■ **The data**

******

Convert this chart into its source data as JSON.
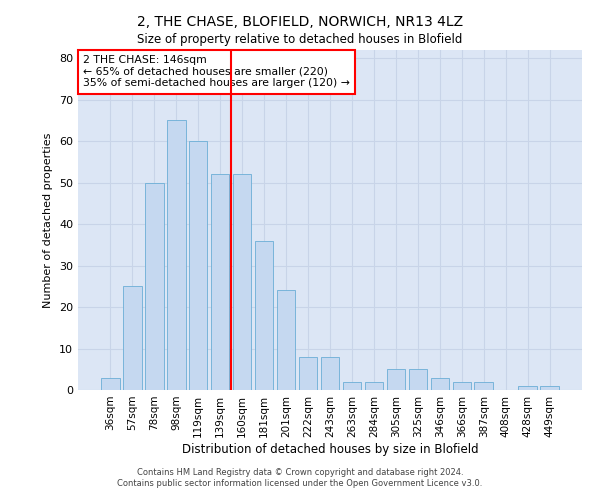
{
  "title": "2, THE CHASE, BLOFIELD, NORWICH, NR13 4LZ",
  "subtitle": "Size of property relative to detached houses in Blofield",
  "xlabel": "Distribution of detached houses by size in Blofield",
  "ylabel": "Number of detached properties",
  "bar_labels": [
    "36sqm",
    "57sqm",
    "78sqm",
    "98sqm",
    "119sqm",
    "139sqm",
    "160sqm",
    "181sqm",
    "201sqm",
    "222sqm",
    "243sqm",
    "263sqm",
    "284sqm",
    "305sqm",
    "325sqm",
    "346sqm",
    "366sqm",
    "387sqm",
    "408sqm",
    "428sqm",
    "449sqm"
  ],
  "bar_values": [
    3,
    25,
    50,
    65,
    60,
    52,
    52,
    36,
    24,
    8,
    8,
    2,
    2,
    5,
    5,
    3,
    2,
    2,
    0,
    1,
    1
  ],
  "bar_color": "#c5d8f0",
  "bar_edge_color": "#6baed6",
  "vline_x": 5.5,
  "vline_color": "red",
  "annotation_text": "2 THE CHASE: 146sqm\n← 65% of detached houses are smaller (220)\n35% of semi-detached houses are larger (120) →",
  "annotation_box_color": "white",
  "annotation_box_edge": "red",
  "ylim": [
    0,
    82
  ],
  "yticks": [
    0,
    10,
    20,
    30,
    40,
    50,
    60,
    70,
    80
  ],
  "grid_color": "#c8d4e8",
  "background_color": "#dce6f5",
  "footer_line1": "Contains HM Land Registry data © Crown copyright and database right 2024.",
  "footer_line2": "Contains public sector information licensed under the Open Government Licence v3.0."
}
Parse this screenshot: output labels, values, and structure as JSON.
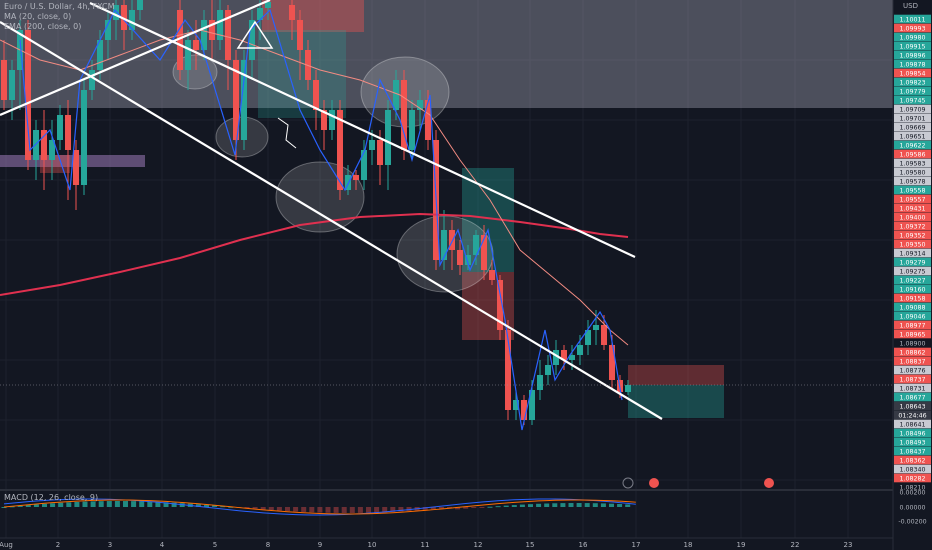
{
  "legend": {
    "symbol": "Euro / U.S. Dollar, 4h, FXCM",
    "ma": "MA (20, close, 0)",
    "ema": "EMA (200, close, 0)"
  },
  "currency": "USD",
  "macd_label": "MACD (12, 26, close, 9)",
  "x_ticks": [
    "Aug",
    "2",
    "3",
    "4",
    "5",
    "8",
    "9",
    "10",
    "11",
    "12",
    "15",
    "16",
    "17",
    "18",
    "19",
    "22",
    "23"
  ],
  "price_labels": [
    {
      "text": "1.10011",
      "kind": "green"
    },
    {
      "text": "1.09993",
      "kind": "red"
    },
    {
      "text": "1.09980",
      "kind": "green"
    },
    {
      "text": "1.09915",
      "kind": "green"
    },
    {
      "text": "1.09896",
      "kind": "green"
    },
    {
      "text": "1.09878",
      "kind": "green"
    },
    {
      "text": "1.09854",
      "kind": "red"
    },
    {
      "text": "1.09823",
      "kind": "green"
    },
    {
      "text": "1.09779",
      "kind": "green"
    },
    {
      "text": "1.09745",
      "kind": "green"
    },
    {
      "text": "1.09709",
      "kind": "gray"
    },
    {
      "text": "1.09701",
      "kind": "gray"
    },
    {
      "text": "1.09669",
      "kind": "gray"
    },
    {
      "text": "1.09651",
      "kind": "gray"
    },
    {
      "text": "1.09622",
      "kind": "green"
    },
    {
      "text": "1.09586",
      "kind": "red"
    },
    {
      "text": "1.09583",
      "kind": "gray"
    },
    {
      "text": "1.09580",
      "kind": "gray"
    },
    {
      "text": "1.09578",
      "kind": "gray"
    },
    {
      "text": "1.09558",
      "kind": "green"
    },
    {
      "text": "1.09557",
      "kind": "red"
    },
    {
      "text": "1.09431",
      "kind": "red"
    },
    {
      "text": "1.09400",
      "kind": "red"
    },
    {
      "text": "1.09372",
      "kind": "red"
    },
    {
      "text": "1.09352",
      "kind": "red"
    },
    {
      "text": "1.09350",
      "kind": "red"
    },
    {
      "text": "1.09314",
      "kind": "gray"
    },
    {
      "text": "1.09279",
      "kind": "green"
    },
    {
      "text": "1.09275",
      "kind": "gray"
    },
    {
      "text": "1.09227",
      "kind": "green"
    },
    {
      "text": "1.09160",
      "kind": "green"
    },
    {
      "text": "1.09158",
      "kind": "red"
    },
    {
      "text": "1.09088",
      "kind": "green"
    },
    {
      "text": "1.09046",
      "kind": "green"
    },
    {
      "text": "1.08977",
      "kind": "red"
    },
    {
      "text": "1.08965",
      "kind": "red"
    },
    {
      "text": "1.08900",
      "kind": "plain"
    },
    {
      "text": "1.08862",
      "kind": "red"
    },
    {
      "text": "1.08837",
      "kind": "red"
    },
    {
      "text": "1.08776",
      "kind": "gray"
    },
    {
      "text": "1.08737",
      "kind": "red"
    },
    {
      "text": "1.08731",
      "kind": "gray"
    },
    {
      "text": "1.08677",
      "kind": "green"
    },
    {
      "text": "1.08643",
      "kind": "dark"
    },
    {
      "text": "01:24:46",
      "kind": "dark"
    },
    {
      "text": "1.08641",
      "kind": "gray"
    },
    {
      "text": "1.08496",
      "kind": "green"
    },
    {
      "text": "1.08493",
      "kind": "green"
    },
    {
      "text": "1.08437",
      "kind": "green"
    },
    {
      "text": "1.08362",
      "kind": "red"
    },
    {
      "text": "1.08340",
      "kind": "gray"
    },
    {
      "text": "1.08282",
      "kind": "red"
    },
    {
      "text": "1.08210",
      "kind": "plain"
    }
  ],
  "macd_labels": [
    "0.00200",
    "0.00000",
    "-0.00200"
  ],
  "colors": {
    "up": "#26a69a",
    "down": "#ef5350",
    "ema": "#e0304f",
    "ma": "#f28b82",
    "trend": "#ffffff",
    "swing": "#2962ff"
  }
}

******

■ **Stated problem**
Of the lines above, how many include the word "this"? Reply with the number only.

■ **Reply**
2